## Problem description
Only a number is required: how many lines of the material contain the word "title"?

Some records:
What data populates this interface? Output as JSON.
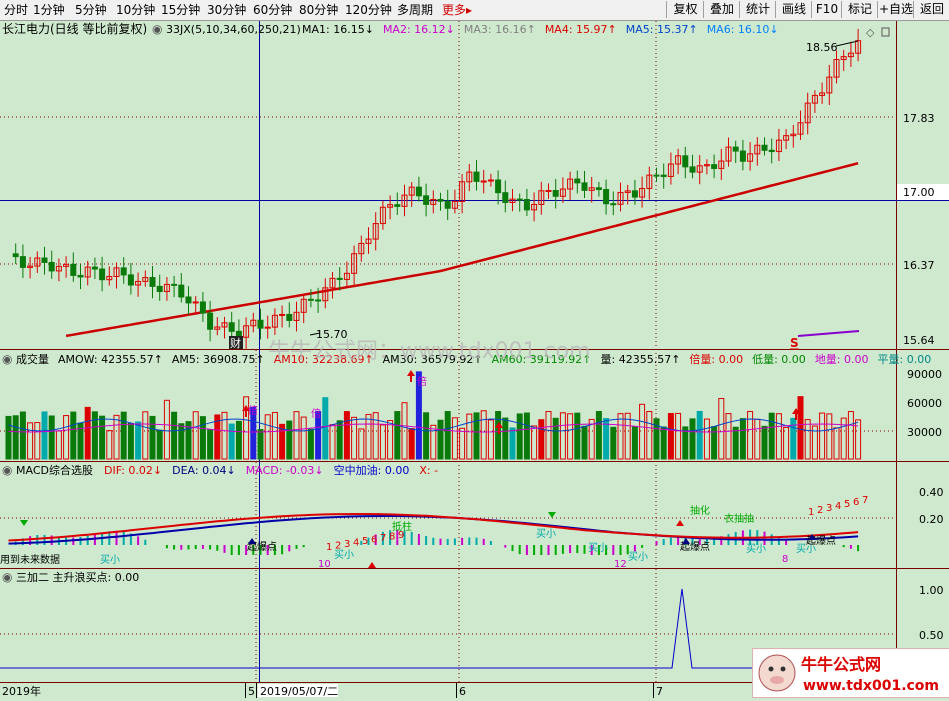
{
  "toolbar": {
    "periods": [
      "分时",
      "1分钟",
      "5分钟",
      "10分钟",
      "15分钟",
      "30分钟",
      "60分钟",
      "80分钟",
      "120分钟",
      "多周期"
    ],
    "more": "更多",
    "more_arrow": "▸",
    "right_buttons": [
      "复权",
      "叠加",
      "统计",
      "画线",
      "F10",
      "标记",
      "+自选",
      "返回"
    ]
  },
  "main": {
    "stock": "长江电力(日线 等比前复权)",
    "indicator": "33JX(5,10,34,60,250,21)",
    "ma": [
      {
        "label": "MA1: 16.15",
        "arrow": "↓",
        "color": "#000000"
      },
      {
        "label": "MA2: 16.12",
        "arrow": "↓",
        "color": "#cc00cc"
      },
      {
        "label": "MA3: 16.16",
        "arrow": "↑",
        "color": "#808080"
      },
      {
        "label": "MA4: 15.97",
        "arrow": "↑",
        "color": "#dd0000"
      },
      {
        "label": "MA5: 15.37",
        "arrow": "↑",
        "color": "#0044cc"
      },
      {
        "label": "MA6: 16.10",
        "arrow": "↓",
        "color": "#0080ff"
      }
    ],
    "y_ticks": [
      "17.83",
      "17.00",
      "16.37",
      "15.64"
    ],
    "high_label": "18.56",
    "low_label": "15.70",
    "cai_badge": "财",
    "s_badge": "S"
  },
  "volume": {
    "title": "成交量",
    "labels": [
      {
        "text": "AMOW: 42355.57",
        "arrow": "↑",
        "color": "#000000"
      },
      {
        "text": "AM5: 36908.75",
        "arrow": "↑",
        "color": "#000000"
      },
      {
        "text": "AM10: 32238.69",
        "arrow": "↑",
        "color": "#dd0000"
      },
      {
        "text": "AM30: 36579.92",
        "arrow": "↑",
        "color": "#000000"
      },
      {
        "text": "AM60: 39119.92",
        "arrow": "↑",
        "color": "#008800"
      },
      {
        "text": "量: 42355.57",
        "arrow": "↑",
        "color": "#000000"
      },
      {
        "text": "倍量: 0.00",
        "arrow": "",
        "color": "#dd0000"
      },
      {
        "text": "低量: 0.00",
        "arrow": "",
        "color": "#008800"
      },
      {
        "text": "地量: 0.00",
        "arrow": "",
        "color": "#cc00cc"
      },
      {
        "text": "平量: 0.00",
        "arrow": "",
        "color": "#008888"
      }
    ],
    "y_ticks": [
      "90000",
      "60000",
      "30000"
    ],
    "bei_labels": [
      "倍",
      "倍",
      "倍"
    ]
  },
  "macd": {
    "title": "MACD综合选股",
    "labels": [
      {
        "text": "DIF: 0.02",
        "arrow": "↓",
        "color": "#dd0000"
      },
      {
        "text": "DEA: 0.04",
        "arrow": "↓",
        "color": "#000080"
      },
      {
        "text": "MACD: -0.03",
        "arrow": "↓",
        "color": "#cc00cc"
      },
      {
        "text": "空中加油: 0.00",
        "arrow": "",
        "color": "#0000cc"
      },
      {
        "text": "X: -",
        "arrow": "",
        "color": "#dd0000"
      }
    ],
    "y_ticks": [
      "0.40",
      "0.20"
    ],
    "future_note": "用到未来数据",
    "annotations": {
      "buy_small": "买小",
      "qibaodian": "起爆点",
      "dizhu": "抵柱",
      "chuhua": "抽化",
      "yicuo": "衣抽抽",
      "numbers_1": [
        "1",
        "2",
        "3",
        "4",
        "5",
        "6",
        "7",
        "8",
        "9"
      ],
      "numbers_2": [
        "1",
        "2",
        "3",
        "4",
        "5",
        "6",
        "7"
      ],
      "n10": "10",
      "n12": "12",
      "n8": "8"
    }
  },
  "bottom": {
    "title": "三加二 主升浪买点: 0.00",
    "y_ticks": [
      "1.00",
      "0.50"
    ]
  },
  "dates": {
    "year": "2019年",
    "m5": "5",
    "cursor_date": "2019/05/07/二",
    "m6": "6",
    "m7": "7"
  },
  "watermark": "牛牛公式网：www.tdx001.com",
  "logo": {
    "title": "牛牛公式网",
    "url": "www.tdx001.com"
  },
  "colors": {
    "bg": "#cfe9cf",
    "up": "#dd0000",
    "down": "#0a7a0a",
    "ma_red": "#cc0000",
    "ma_blue": "#1060c0"
  }
}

## Answer to this task
4